* begin *
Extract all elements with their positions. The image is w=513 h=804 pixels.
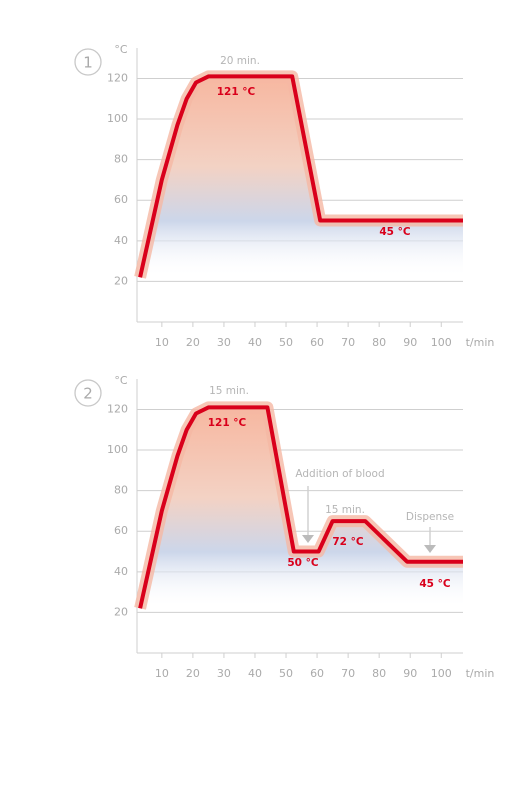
annotation: 121 °C bbox=[217, 86, 256, 98]
y-tick-label: 120 bbox=[107, 402, 128, 415]
y-tick-label: 60 bbox=[114, 524, 128, 537]
area bbox=[140, 407, 463, 609]
x-tick-label: 20 bbox=[186, 336, 200, 349]
annotation: Dispense bbox=[406, 511, 454, 523]
annotation: 121 °C bbox=[208, 417, 247, 429]
y-tick-label: 100 bbox=[107, 112, 128, 125]
x-tick-label: 100 bbox=[431, 336, 452, 349]
y-tick-label: 20 bbox=[114, 605, 128, 618]
x-axis-label: t/min bbox=[466, 667, 495, 680]
annotation: 72 °C bbox=[332, 536, 364, 548]
annotation: 20 min. bbox=[220, 55, 260, 67]
x-tick-label: 30 bbox=[217, 336, 231, 349]
y-tick-label: 100 bbox=[107, 443, 128, 456]
x-tick-label: 50 bbox=[279, 667, 293, 680]
x-tick-label: 10 bbox=[155, 336, 169, 349]
y-tick-label: 40 bbox=[114, 234, 128, 247]
x-tick-label: 100 bbox=[431, 667, 452, 680]
x-tick-label: 80 bbox=[372, 336, 386, 349]
y-tick-label: 60 bbox=[114, 193, 128, 206]
y-tick-label: 80 bbox=[114, 153, 128, 166]
annotation: 15 min. bbox=[209, 385, 249, 397]
x-tick-label: 20 bbox=[186, 667, 200, 680]
x-axis-label: t/min bbox=[466, 336, 495, 349]
annotation: 45 °C bbox=[379, 226, 411, 238]
y-tick-label: 120 bbox=[107, 71, 128, 84]
y-axis-label: °C bbox=[114, 374, 128, 387]
chart-number-circle bbox=[74, 48, 102, 76]
x-tick-label: 70 bbox=[341, 336, 355, 349]
x-tick-label: 90 bbox=[403, 667, 417, 680]
x-tick-label: 40 bbox=[248, 336, 262, 349]
line bbox=[138, 405, 463, 609]
x-tick-label: 70 bbox=[341, 667, 355, 680]
x-tick-label: 10 bbox=[155, 667, 169, 680]
annotation: 45 °C bbox=[419, 578, 451, 590]
y-axis-label: °C bbox=[114, 43, 128, 56]
annotation: 50 °C bbox=[287, 557, 319, 569]
chart-number: 2 bbox=[83, 385, 93, 403]
x-tick-label: 60 bbox=[310, 336, 324, 349]
x-tick-label: 60 bbox=[310, 667, 324, 680]
line bbox=[138, 74, 463, 278]
x-tick-label: 30 bbox=[217, 667, 231, 680]
x-tick-label: 40 bbox=[248, 667, 262, 680]
x-tick-label: 90 bbox=[403, 336, 417, 349]
annotation: Addition of blood bbox=[295, 468, 384, 480]
arrow-head bbox=[424, 545, 436, 553]
x-tick-label: 50 bbox=[279, 336, 293, 349]
y-tick-label: 20 bbox=[114, 274, 128, 287]
chart-number-circle bbox=[74, 379, 102, 407]
y-tick-label: 40 bbox=[114, 565, 128, 578]
y-tick-label: 80 bbox=[114, 484, 128, 497]
chart-number: 1 bbox=[83, 54, 93, 72]
area bbox=[140, 76, 463, 278]
annotation: 15 min. bbox=[325, 504, 365, 516]
x-tick-label: 80 bbox=[372, 667, 386, 680]
arrow-head bbox=[302, 535, 314, 543]
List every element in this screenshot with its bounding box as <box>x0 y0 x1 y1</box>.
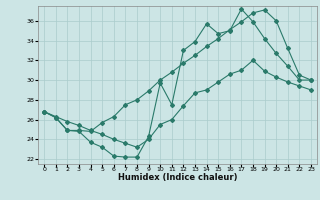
X-axis label: Humidex (Indice chaleur): Humidex (Indice chaleur) <box>118 173 237 182</box>
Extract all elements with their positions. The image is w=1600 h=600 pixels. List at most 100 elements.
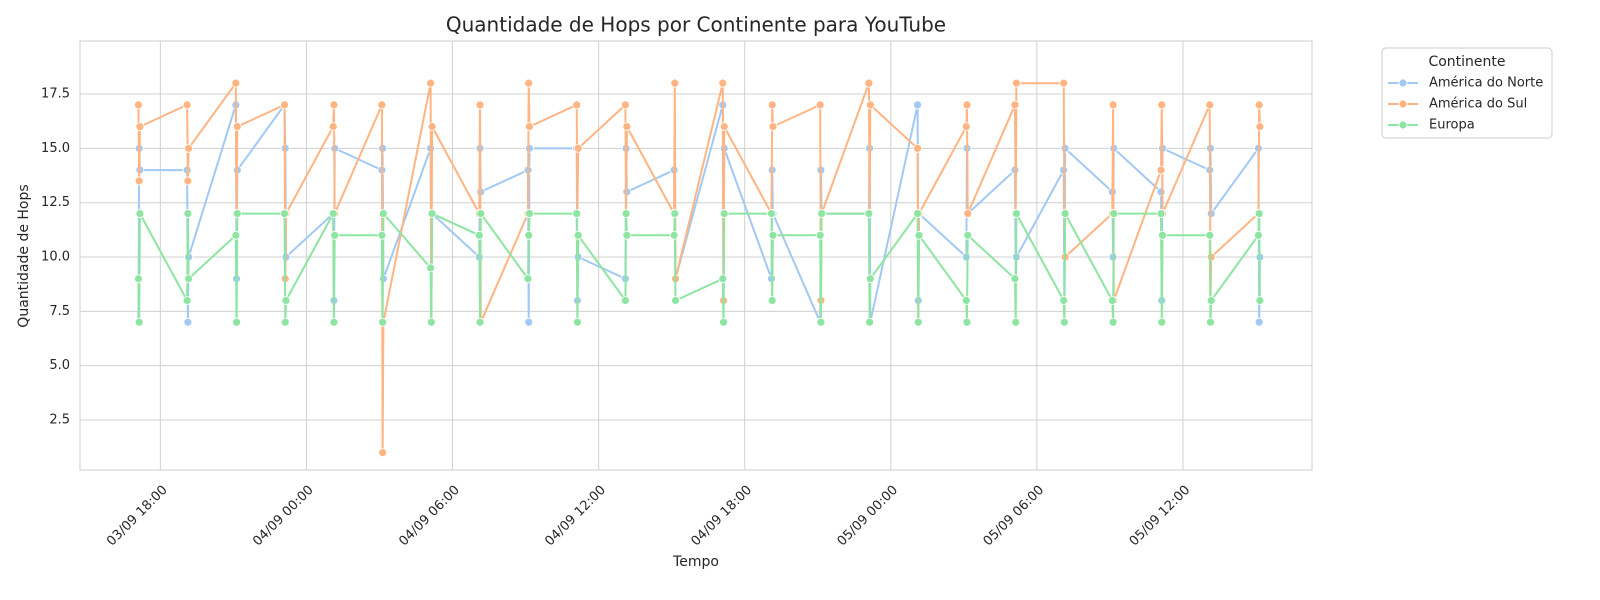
y-tick-label: 12.5 (41, 195, 70, 210)
marker (816, 317, 826, 327)
marker (865, 100, 875, 110)
marker (1156, 209, 1166, 218)
chart-title: Quantidade de Hops por Continente para Y… (446, 13, 946, 37)
marker (572, 209, 582, 218)
marker (182, 100, 192, 110)
marker (719, 209, 729, 218)
marker (378, 209, 388, 218)
marker (1156, 165, 1166, 175)
marker (1108, 317, 1118, 327)
marker (669, 230, 679, 240)
marker (1059, 296, 1069, 305)
marker (476, 209, 486, 218)
marker (718, 78, 728, 88)
marker (231, 78, 241, 88)
marker (962, 317, 972, 327)
legend-label: Europa (1429, 118, 1475, 133)
marker (1254, 209, 1264, 218)
marker (184, 143, 193, 153)
marker (573, 230, 583, 240)
marker (1107, 296, 1117, 305)
marker (815, 100, 825, 110)
marker (767, 209, 776, 218)
marker (1254, 230, 1263, 240)
marker (1158, 230, 1167, 240)
series (134, 78, 1265, 458)
marker (719, 317, 728, 327)
marker (474, 230, 484, 240)
marker (525, 143, 534, 153)
marker (377, 230, 387, 240)
series-line (137, 101, 1261, 323)
marker (182, 296, 192, 305)
legend-title: Continente (1428, 54, 1505, 70)
marker (1109, 209, 1119, 218)
marker (134, 274, 143, 284)
marker (328, 209, 338, 218)
marker (1206, 317, 1215, 327)
marker (1012, 78, 1021, 88)
y-tick-label: 10.0 (41, 250, 70, 265)
marker (622, 122, 632, 132)
marker (620, 296, 630, 305)
plot-area (79, 40, 1313, 471)
legend-marker (1398, 99, 1408, 109)
marker (573, 317, 582, 327)
marker (232, 122, 242, 132)
marker (1206, 252, 1216, 262)
marker (913, 100, 922, 110)
marker (670, 209, 680, 218)
marker (1059, 317, 1069, 327)
marker (1157, 100, 1167, 110)
marker (963, 209, 973, 218)
marker (1059, 78, 1069, 88)
marker (475, 100, 485, 110)
legend-box (1381, 47, 1553, 139)
marker (768, 230, 778, 240)
marker (817, 209, 827, 218)
marker (1254, 317, 1264, 327)
marker (134, 176, 144, 186)
marker (913, 317, 923, 327)
marker (1205, 230, 1215, 240)
marker (1206, 296, 1216, 305)
marker (913, 143, 922, 153)
marker (1206, 209, 1216, 218)
marker (768, 122, 778, 132)
marker (963, 230, 973, 240)
marker (718, 274, 728, 284)
legend-label: América do Norte (1429, 76, 1543, 91)
marker (1255, 122, 1265, 132)
marker (135, 122, 145, 132)
series (134, 209, 1265, 327)
marker (183, 209, 193, 218)
marker (280, 100, 289, 110)
marker (865, 274, 875, 284)
marker (719, 122, 729, 132)
legend: Continente América do Norte América do Su… (1381, 47, 1553, 139)
marker (475, 317, 485, 327)
marker (134, 100, 143, 110)
marker (524, 230, 534, 240)
marker (671, 296, 680, 305)
marker (426, 78, 436, 88)
marker (961, 296, 971, 305)
marker (377, 100, 387, 110)
marker (525, 209, 534, 218)
marker (231, 230, 241, 240)
y-tick-label: 2.5 (49, 413, 70, 428)
y-tick-label: 17.5 (41, 87, 70, 102)
marker (280, 209, 289, 218)
marker (280, 317, 290, 327)
series-line (137, 210, 1261, 323)
marker (426, 263, 436, 273)
marker (864, 78, 874, 88)
marker (620, 100, 630, 110)
marker (135, 209, 145, 218)
marker (427, 122, 437, 132)
marker (767, 100, 777, 110)
marker (378, 448, 388, 458)
marker (1157, 317, 1167, 327)
marker (573, 143, 583, 153)
marker (961, 122, 971, 132)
* end *
_GIVEN INSTRUCTION_. Reproduce all of the material above, substituting "note" for every "annotation" and changing nothing else. Omit the pictures.

_TASK ANSWER_.
Extract all elements with their positions. The image is w=513 h=804 pixels.
note: 121 °C bbox=[217, 86, 256, 98]
y-tick-label: 120 bbox=[107, 402, 128, 415]
y-tick-label: 60 bbox=[114, 524, 128, 537]
area bbox=[140, 407, 463, 609]
x-tick-label: 20 bbox=[186, 336, 200, 349]
note: Dispense bbox=[406, 511, 454, 523]
note: 121 °C bbox=[208, 417, 247, 429]
y-tick-label: 100 bbox=[107, 112, 128, 125]
x-tick-label: 100 bbox=[431, 336, 452, 349]
y-tick-label: 20 bbox=[114, 605, 128, 618]
x-axis-label: t/min bbox=[466, 667, 495, 680]
note: 72 °C bbox=[332, 536, 364, 548]
note: 20 min. bbox=[220, 55, 260, 67]
x-tick-label: 30 bbox=[217, 336, 231, 349]
y-tick-label: 100 bbox=[107, 443, 128, 456]
x-tick-label: 50 bbox=[279, 667, 293, 680]
x-tick-label: 10 bbox=[155, 336, 169, 349]
y-tick-label: 40 bbox=[114, 234, 128, 247]
x-tick-label: 100 bbox=[431, 667, 452, 680]
x-tick-label: 80 bbox=[372, 336, 386, 349]
y-tick-label: 60 bbox=[114, 193, 128, 206]
y-tick-label: 80 bbox=[114, 153, 128, 166]
note: 15 min. bbox=[209, 385, 249, 397]
x-tick-label: 20 bbox=[186, 667, 200, 680]
x-axis-label: t/min bbox=[466, 336, 495, 349]
note: 45 °C bbox=[379, 226, 411, 238]
y-tick-label: 120 bbox=[107, 71, 128, 84]
y-axis-label: °C bbox=[114, 374, 128, 387]
chart-number-circle bbox=[74, 48, 102, 76]
x-tick-label: 70 bbox=[341, 336, 355, 349]
x-tick-label: 90 bbox=[403, 667, 417, 680]
x-tick-label: 40 bbox=[248, 336, 262, 349]
line bbox=[138, 405, 463, 609]
x-tick-label: 70 bbox=[341, 667, 355, 680]
x-tick-label: 10 bbox=[155, 667, 169, 680]
note: 45 °C bbox=[419, 578, 451, 590]
y-axis-label: °C bbox=[114, 43, 128, 56]
note: 50 °C bbox=[287, 557, 319, 569]
chart-number: 2 bbox=[83, 385, 93, 403]
x-tick-label: 60 bbox=[310, 336, 324, 349]
x-tick-label: 60 bbox=[310, 667, 324, 680]
line bbox=[138, 74, 463, 278]
x-tick-label: 30 bbox=[217, 667, 231, 680]
x-tick-label: 40 bbox=[248, 667, 262, 680]
x-tick-label: 90 bbox=[403, 336, 417, 349]
note: Addition of blood bbox=[295, 468, 384, 480]
arrow-head bbox=[424, 545, 436, 553]
x-tick-label: 50 bbox=[279, 336, 293, 349]
y-tick-label: 20 bbox=[114, 274, 128, 287]
chart-number-circle bbox=[74, 379, 102, 407]
y-tick-label: 40 bbox=[114, 565, 128, 578]
y-tick-label: 80 bbox=[114, 484, 128, 497]
chart-number: 1 bbox=[83, 54, 93, 72]
area bbox=[140, 76, 463, 278]
note: 15 min. bbox=[325, 504, 365, 516]
x-tick-label: 80 bbox=[372, 667, 386, 680]
arrow-head bbox=[302, 535, 314, 543]
List every element in this screenshot with its bounding box as <box>x0 y0 x1 y1</box>.
X-axis label: Humidex (Indice chaleur): Humidex (Indice chaleur) <box>118 173 237 182</box>
Extract all elements with their positions. The image is w=1600 h=600 pixels. List at most 100 elements.
y-tick-label: 12.5 (41, 195, 70, 210)
marker (816, 317, 826, 327)
marker (865, 100, 875, 110)
marker (1156, 209, 1166, 218)
chart-title: Quantidade de Hops por Continente para Y… (446, 13, 946, 37)
marker (572, 209, 582, 218)
marker (182, 100, 192, 110)
marker (719, 209, 729, 218)
marker (378, 209, 388, 218)
marker (1156, 165, 1166, 175)
marker (1108, 317, 1118, 327)
marker (669, 230, 679, 240)
marker (1059, 296, 1069, 305)
marker (476, 209, 486, 218)
marker (718, 78, 728, 88)
marker (231, 78, 241, 88)
marker (962, 317, 972, 327)
legend-label: Europa (1429, 118, 1475, 133)
marker (1254, 209, 1264, 218)
marker (184, 143, 193, 153)
marker (573, 230, 583, 240)
marker (1107, 296, 1117, 305)
marker (815, 100, 825, 110)
marker (767, 209, 776, 218)
marker (1254, 230, 1263, 240)
marker (1158, 230, 1167, 240)
series (134, 78, 1265, 458)
marker (719, 317, 728, 327)
marker (474, 230, 484, 240)
marker (525, 143, 534, 153)
marker (377, 230, 387, 240)
series-line (137, 101, 1261, 323)
marker (182, 296, 192, 305)
legend-title: Continente (1428, 54, 1505, 70)
marker (1109, 209, 1119, 218)
marker (134, 274, 143, 284)
marker (328, 209, 338, 218)
marker (1206, 317, 1215, 327)
marker (1012, 78, 1021, 88)
y-tick-label: 10.0 (41, 250, 70, 265)
marker (622, 122, 632, 132)
marker (620, 296, 630, 305)
plot-area (79, 40, 1313, 471)
legend-marker (1398, 99, 1408, 109)
marker (573, 317, 582, 327)
marker (232, 122, 242, 132)
marker (1206, 252, 1216, 262)
marker (913, 100, 922, 110)
marker (670, 209, 680, 218)
marker (1059, 317, 1069, 327)
marker (1157, 100, 1167, 110)
marker (963, 209, 973, 218)
marker (1059, 78, 1069, 88)
marker (475, 100, 485, 110)
legend-box (1381, 47, 1553, 139)
marker (768, 230, 778, 240)
marker (817, 209, 827, 218)
marker (1254, 317, 1264, 327)
marker (134, 176, 144, 186)
marker (913, 317, 923, 327)
marker (1205, 230, 1215, 240)
marker (1206, 296, 1216, 305)
marker (913, 143, 922, 153)
marker (1206, 209, 1216, 218)
marker (768, 122, 778, 132)
marker (963, 230, 973, 240)
marker (718, 274, 728, 284)
legend-label: América do Norte (1429, 76, 1543, 91)
marker (1255, 122, 1265, 132)
marker (135, 122, 145, 132)
series (134, 209, 1265, 327)
marker (183, 209, 193, 218)
marker (280, 100, 289, 110)
marker (865, 274, 875, 284)
marker (719, 122, 729, 132)
legend: Continente América do Norte América do Su… (1381, 47, 1553, 139)
marker (475, 317, 485, 327)
marker (134, 100, 143, 110)
marker (524, 230, 534, 240)
marker (671, 296, 680, 305)
marker (426, 78, 436, 88)
marker (961, 296, 971, 305)
marker (377, 100, 387, 110)
marker (525, 209, 534, 218)
marker (231, 230, 241, 240)
y-tick-label: 2.5 (49, 413, 70, 428)
y-tick-label: 17.5 (41, 87, 70, 102)
marker (280, 209, 289, 218)
marker (280, 317, 290, 327)
series-line (137, 210, 1261, 323)
marker (426, 263, 436, 273)
marker (864, 78, 874, 88)
marker (620, 100, 630, 110)
marker (135, 209, 145, 218)
marker (427, 122, 437, 132)
marker (767, 100, 777, 110)
marker (378, 448, 388, 458)
marker (1157, 317, 1167, 327)
marker (573, 143, 583, 153)
marker (961, 122, 971, 132)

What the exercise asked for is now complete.